* _Action item_: With the pictures omitted, write out all of the listing exactly.

===

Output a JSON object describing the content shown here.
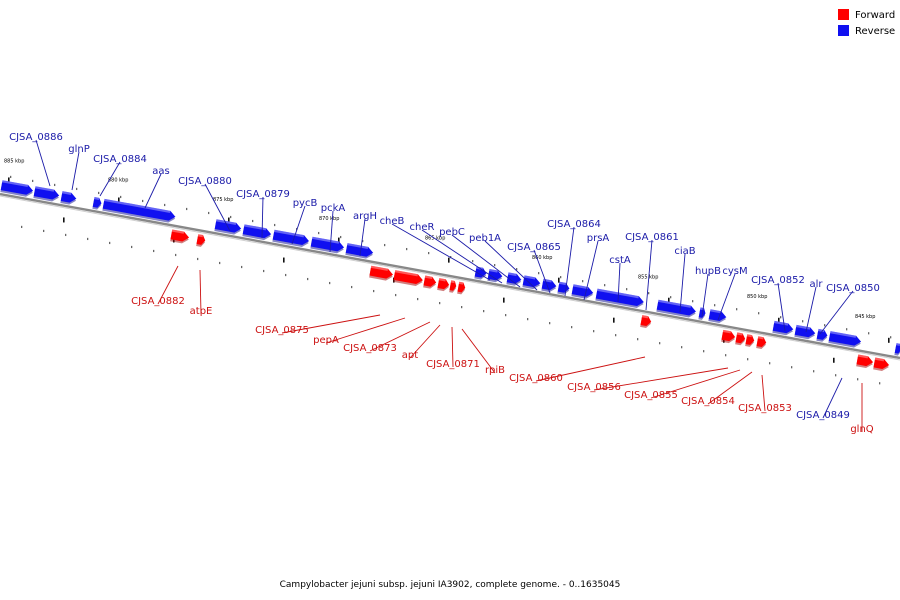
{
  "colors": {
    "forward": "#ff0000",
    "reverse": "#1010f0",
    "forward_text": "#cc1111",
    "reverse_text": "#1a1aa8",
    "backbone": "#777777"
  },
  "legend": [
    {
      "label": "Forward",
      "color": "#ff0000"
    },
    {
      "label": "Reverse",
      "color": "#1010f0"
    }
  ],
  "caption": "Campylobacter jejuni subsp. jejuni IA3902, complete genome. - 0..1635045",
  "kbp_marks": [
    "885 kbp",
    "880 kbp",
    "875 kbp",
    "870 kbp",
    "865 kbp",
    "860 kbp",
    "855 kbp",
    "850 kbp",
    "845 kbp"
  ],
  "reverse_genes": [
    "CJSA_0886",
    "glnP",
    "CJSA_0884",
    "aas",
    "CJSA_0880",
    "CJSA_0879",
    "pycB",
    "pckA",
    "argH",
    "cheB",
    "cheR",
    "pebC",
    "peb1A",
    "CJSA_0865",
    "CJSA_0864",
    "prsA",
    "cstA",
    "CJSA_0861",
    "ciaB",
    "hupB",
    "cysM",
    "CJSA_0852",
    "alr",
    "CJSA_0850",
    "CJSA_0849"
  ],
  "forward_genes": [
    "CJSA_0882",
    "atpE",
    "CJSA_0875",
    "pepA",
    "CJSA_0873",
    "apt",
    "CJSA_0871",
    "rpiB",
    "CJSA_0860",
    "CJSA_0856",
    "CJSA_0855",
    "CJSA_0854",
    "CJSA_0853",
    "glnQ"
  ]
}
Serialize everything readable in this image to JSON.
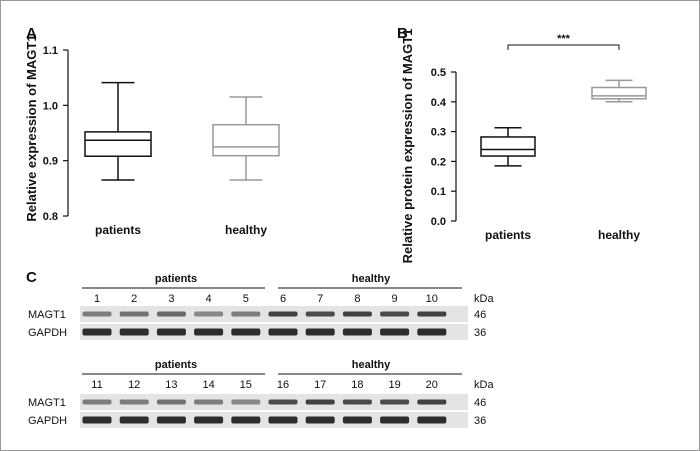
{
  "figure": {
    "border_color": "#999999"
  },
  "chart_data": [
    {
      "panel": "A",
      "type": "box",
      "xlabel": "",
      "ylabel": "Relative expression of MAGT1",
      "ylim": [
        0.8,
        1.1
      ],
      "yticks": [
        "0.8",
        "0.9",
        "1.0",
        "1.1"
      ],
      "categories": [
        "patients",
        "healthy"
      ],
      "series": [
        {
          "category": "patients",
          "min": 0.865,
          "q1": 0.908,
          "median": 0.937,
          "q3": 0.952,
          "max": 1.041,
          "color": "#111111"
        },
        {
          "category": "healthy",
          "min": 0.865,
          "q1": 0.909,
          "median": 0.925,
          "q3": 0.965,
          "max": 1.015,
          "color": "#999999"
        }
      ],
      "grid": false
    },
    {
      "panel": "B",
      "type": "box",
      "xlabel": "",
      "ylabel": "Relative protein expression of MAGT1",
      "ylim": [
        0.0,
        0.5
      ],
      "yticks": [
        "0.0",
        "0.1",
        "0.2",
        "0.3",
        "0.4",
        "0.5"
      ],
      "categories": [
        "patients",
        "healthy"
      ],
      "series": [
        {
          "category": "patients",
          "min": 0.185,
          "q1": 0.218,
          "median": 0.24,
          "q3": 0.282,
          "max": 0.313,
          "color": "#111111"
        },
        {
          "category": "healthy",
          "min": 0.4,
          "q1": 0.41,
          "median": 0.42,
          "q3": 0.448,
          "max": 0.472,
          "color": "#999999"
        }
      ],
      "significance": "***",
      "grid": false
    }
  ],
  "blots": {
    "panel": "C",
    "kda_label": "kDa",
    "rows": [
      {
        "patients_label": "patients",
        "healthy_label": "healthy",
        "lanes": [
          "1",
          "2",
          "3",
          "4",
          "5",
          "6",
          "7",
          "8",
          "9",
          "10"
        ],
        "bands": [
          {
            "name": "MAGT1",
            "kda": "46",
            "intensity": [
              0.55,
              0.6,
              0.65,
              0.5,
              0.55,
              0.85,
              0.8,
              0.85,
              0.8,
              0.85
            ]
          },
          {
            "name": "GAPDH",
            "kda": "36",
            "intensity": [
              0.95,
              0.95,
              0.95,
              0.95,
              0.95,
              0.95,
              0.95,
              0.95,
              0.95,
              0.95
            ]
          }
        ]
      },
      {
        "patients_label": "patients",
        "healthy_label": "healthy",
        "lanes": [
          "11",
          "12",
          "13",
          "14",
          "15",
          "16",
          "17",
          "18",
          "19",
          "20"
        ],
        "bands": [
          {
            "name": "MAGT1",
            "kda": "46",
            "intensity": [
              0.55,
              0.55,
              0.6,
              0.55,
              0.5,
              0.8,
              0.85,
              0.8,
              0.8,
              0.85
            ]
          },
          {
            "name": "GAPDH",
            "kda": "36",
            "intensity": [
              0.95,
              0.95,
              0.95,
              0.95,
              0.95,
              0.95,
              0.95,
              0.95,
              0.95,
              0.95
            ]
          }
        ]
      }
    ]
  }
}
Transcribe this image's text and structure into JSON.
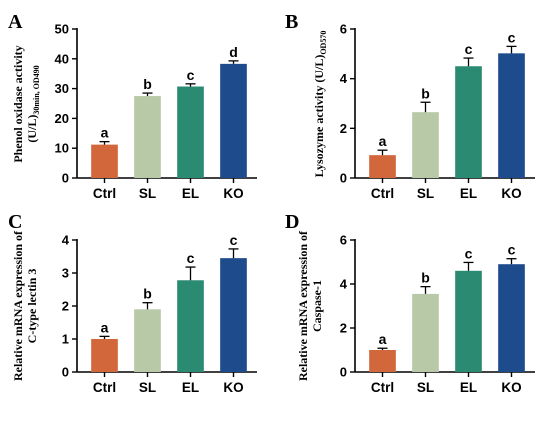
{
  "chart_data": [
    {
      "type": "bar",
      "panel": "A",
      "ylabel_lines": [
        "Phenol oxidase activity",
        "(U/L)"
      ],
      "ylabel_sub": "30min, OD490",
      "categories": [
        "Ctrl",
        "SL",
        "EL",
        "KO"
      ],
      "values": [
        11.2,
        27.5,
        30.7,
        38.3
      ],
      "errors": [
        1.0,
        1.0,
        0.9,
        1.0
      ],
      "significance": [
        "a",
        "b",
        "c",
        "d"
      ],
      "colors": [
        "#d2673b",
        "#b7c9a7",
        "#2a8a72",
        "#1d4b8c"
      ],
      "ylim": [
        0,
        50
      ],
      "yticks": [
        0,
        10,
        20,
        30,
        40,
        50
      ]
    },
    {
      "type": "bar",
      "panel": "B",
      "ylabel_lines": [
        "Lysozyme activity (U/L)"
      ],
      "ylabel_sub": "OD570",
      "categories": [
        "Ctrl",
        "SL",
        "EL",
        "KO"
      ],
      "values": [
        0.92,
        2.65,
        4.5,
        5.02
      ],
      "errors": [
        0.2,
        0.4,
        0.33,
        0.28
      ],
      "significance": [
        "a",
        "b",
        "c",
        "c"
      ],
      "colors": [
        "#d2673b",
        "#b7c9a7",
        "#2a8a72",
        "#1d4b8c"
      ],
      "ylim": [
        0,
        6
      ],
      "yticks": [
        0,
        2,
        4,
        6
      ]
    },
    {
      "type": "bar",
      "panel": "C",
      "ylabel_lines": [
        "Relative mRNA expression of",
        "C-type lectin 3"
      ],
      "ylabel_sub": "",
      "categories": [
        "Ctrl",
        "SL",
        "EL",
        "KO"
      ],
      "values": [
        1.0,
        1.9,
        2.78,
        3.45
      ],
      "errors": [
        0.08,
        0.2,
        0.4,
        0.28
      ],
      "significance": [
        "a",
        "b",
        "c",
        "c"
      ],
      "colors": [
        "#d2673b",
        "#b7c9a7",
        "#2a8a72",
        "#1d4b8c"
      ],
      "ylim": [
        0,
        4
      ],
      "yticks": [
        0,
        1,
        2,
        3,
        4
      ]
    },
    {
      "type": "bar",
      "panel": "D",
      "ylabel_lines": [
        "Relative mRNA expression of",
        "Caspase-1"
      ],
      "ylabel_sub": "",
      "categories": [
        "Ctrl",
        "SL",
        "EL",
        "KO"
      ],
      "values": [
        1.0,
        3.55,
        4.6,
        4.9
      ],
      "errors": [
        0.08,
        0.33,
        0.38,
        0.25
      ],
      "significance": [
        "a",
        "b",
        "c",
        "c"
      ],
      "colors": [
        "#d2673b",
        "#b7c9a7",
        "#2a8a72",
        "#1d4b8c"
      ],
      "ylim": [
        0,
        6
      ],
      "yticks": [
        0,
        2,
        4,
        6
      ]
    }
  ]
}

===

* _Exercise answer_:
Output a JSON object describing the content shown here.
{
  "colors": {
    "forward": "#ff0000",
    "reverse": "#1010f0",
    "forward_text": "#cc1111",
    "reverse_text": "#1a1aa8",
    "backbone": "#777777"
  },
  "legend": [
    {
      "label": "Forward",
      "color": "#ff0000"
    },
    {
      "label": "Reverse",
      "color": "#1010f0"
    }
  ],
  "caption": "Campylobacter jejuni subsp. jejuni IA3902, complete genome. - 0..1635045",
  "kbp_marks": [
    "885 kbp",
    "880 kbp",
    "875 kbp",
    "870 kbp",
    "865 kbp",
    "860 kbp",
    "855 kbp",
    "850 kbp",
    "845 kbp"
  ],
  "reverse_genes": [
    "CJSA_0886",
    "glnP",
    "CJSA_0884",
    "aas",
    "CJSA_0880",
    "CJSA_0879",
    "pycB",
    "pckA",
    "argH",
    "cheB",
    "cheR",
    "pebC",
    "peb1A",
    "CJSA_0865",
    "CJSA_0864",
    "prsA",
    "cstA",
    "CJSA_0861",
    "ciaB",
    "hupB",
    "cysM",
    "CJSA_0852",
    "alr",
    "CJSA_0850",
    "CJSA_0849"
  ],
  "forward_genes": [
    "CJSA_0882",
    "atpE",
    "CJSA_0875",
    "pepA",
    "CJSA_0873",
    "apt",
    "CJSA_0871",
    "rpiB",
    "CJSA_0860",
    "CJSA_0856",
    "CJSA_0855",
    "CJSA_0854",
    "CJSA_0853",
    "glnQ"
  ]
}
Serialize everything readable in this image to JSON.
{
  "figure": {
    "border_color": "#999999"
  },
  "chart_data": [
    {
      "panel": "A",
      "type": "box",
      "xlabel": "",
      "ylabel": "Relative expression of MAGT1",
      "ylim": [
        0.8,
        1.1
      ],
      "yticks": [
        "0.8",
        "0.9",
        "1.0",
        "1.1"
      ],
      "categories": [
        "patients",
        "healthy"
      ],
      "series": [
        {
          "category": "patients",
          "min": 0.865,
          "q1": 0.908,
          "median": 0.937,
          "q3": 0.952,
          "max": 1.041,
          "color": "#111111"
        },
        {
          "category": "healthy",
          "min": 0.865,
          "q1": 0.909,
          "median": 0.925,
          "q3": 0.965,
          "max": 1.015,
          "color": "#999999"
        }
      ],
      "grid": false
    },
    {
      "panel": "B",
      "type": "box",
      "xlabel": "",
      "ylabel": "Relative protein expression of MAGT1",
      "ylim": [
        0.0,
        0.5
      ],
      "yticks": [
        "0.0",
        "0.1",
        "0.2",
        "0.3",
        "0.4",
        "0.5"
      ],
      "categories": [
        "patients",
        "healthy"
      ],
      "series": [
        {
          "category": "patients",
          "min": 0.185,
          "q1": 0.218,
          "median": 0.24,
          "q3": 0.282,
          "max": 0.313,
          "color": "#111111"
        },
        {
          "category": "healthy",
          "min": 0.4,
          "q1": 0.41,
          "median": 0.42,
          "q3": 0.448,
          "max": 0.472,
          "color": "#999999"
        }
      ],
      "significance": "***",
      "grid": false
    }
  ],
  "blots": {
    "panel": "C",
    "kda_label": "kDa",
    "rows": [
      {
        "patients_label": "patients",
        "healthy_label": "healthy",
        "lanes": [
          "1",
          "2",
          "3",
          "4",
          "5",
          "6",
          "7",
          "8",
          "9",
          "10"
        ],
        "bands": [
          {
            "name": "MAGT1",
            "kda": "46",
            "intensity": [
              0.55,
              0.6,
              0.65,
              0.5,
              0.55,
              0.85,
              0.8,
              0.85,
              0.8,
              0.85
            ]
          },
          {
            "name": "GAPDH",
            "kda": "36",
            "intensity": [
              0.95,
              0.95,
              0.95,
              0.95,
              0.95,
              0.95,
              0.95,
              0.95,
              0.95,
              0.95
            ]
          }
        ]
      },
      {
        "patients_label": "patients",
        "healthy_label": "healthy",
        "lanes": [
          "11",
          "12",
          "13",
          "14",
          "15",
          "16",
          "17",
          "18",
          "19",
          "20"
        ],
        "bands": [
          {
            "name": "MAGT1",
            "kda": "46",
            "intensity": [
              0.55,
              0.55,
              0.6,
              0.55,
              0.5,
              0.8,
              0.85,
              0.8,
              0.8,
              0.85
            ]
          },
          {
            "name": "GAPDH",
            "kda": "36",
            "intensity": [
              0.95,
              0.95,
              0.95,
              0.95,
              0.95,
              0.95,
              0.95,
              0.95,
              0.95,
              0.95
            ]
          }
        ]
      }
    ]
  }
}
Transcribe this image's text and structure into JSON.
{
  "chart_data": [
    {
      "type": "bar",
      "panel": "A",
      "ylabel_lines": [
        "Phenol oxidase activity",
        "(U/L)"
      ],
      "ylabel_sub": "30min, OD490",
      "categories": [
        "Ctrl",
        "SL",
        "EL",
        "KO"
      ],
      "values": [
        11.2,
        27.5,
        30.7,
        38.3
      ],
      "errors": [
        1.0,
        1.0,
        0.9,
        1.0
      ],
      "significance": [
        "a",
        "b",
        "c",
        "d"
      ],
      "colors": [
        "#d2673b",
        "#b7c9a7",
        "#2a8a72",
        "#1d4b8c"
      ],
      "ylim": [
        0,
        50
      ],
      "yticks": [
        0,
        10,
        20,
        30,
        40,
        50
      ]
    },
    {
      "type": "bar",
      "panel": "B",
      "ylabel_lines": [
        "Lysozyme activity (U/L)"
      ],
      "ylabel_sub": "OD570",
      "categories": [
        "Ctrl",
        "SL",
        "EL",
        "KO"
      ],
      "values": [
        0.92,
        2.65,
        4.5,
        5.02
      ],
      "errors": [
        0.2,
        0.4,
        0.33,
        0.28
      ],
      "significance": [
        "a",
        "b",
        "c",
        "c"
      ],
      "colors": [
        "#d2673b",
        "#b7c9a7",
        "#2a8a72",
        "#1d4b8c"
      ],
      "ylim": [
        0,
        6
      ],
      "yticks": [
        0,
        2,
        4,
        6
      ]
    },
    {
      "type": "bar",
      "panel": "C",
      "ylabel_lines": [
        "Relative mRNA expression of",
        "C-type lectin 3"
      ],
      "ylabel_sub": "",
      "categories": [
        "Ctrl",
        "SL",
        "EL",
        "KO"
      ],
      "values": [
        1.0,
        1.9,
        2.78,
        3.45
      ],
      "errors": [
        0.08,
        0.2,
        0.4,
        0.28
      ],
      "significance": [
        "a",
        "b",
        "c",
        "c"
      ],
      "colors": [
        "#d2673b",
        "#b7c9a7",
        "#2a8a72",
        "#1d4b8c"
      ],
      "ylim": [
        0,
        4
      ],
      "yticks": [
        0,
        1,
        2,
        3,
        4
      ]
    },
    {
      "type": "bar",
      "panel": "D",
      "ylabel_lines": [
        "Relative mRNA expression of",
        "Caspase-1"
      ],
      "ylabel_sub": "",
      "categories": [
        "Ctrl",
        "SL",
        "EL",
        "KO"
      ],
      "values": [
        1.0,
        3.55,
        4.6,
        4.9
      ],
      "errors": [
        0.08,
        0.33,
        0.38,
        0.25
      ],
      "significance": [
        "a",
        "b",
        "c",
        "c"
      ],
      "colors": [
        "#d2673b",
        "#b7c9a7",
        "#2a8a72",
        "#1d4b8c"
      ],
      "ylim": [
        0,
        6
      ],
      "yticks": [
        0,
        2,
        4,
        6
      ]
    }
  ]
}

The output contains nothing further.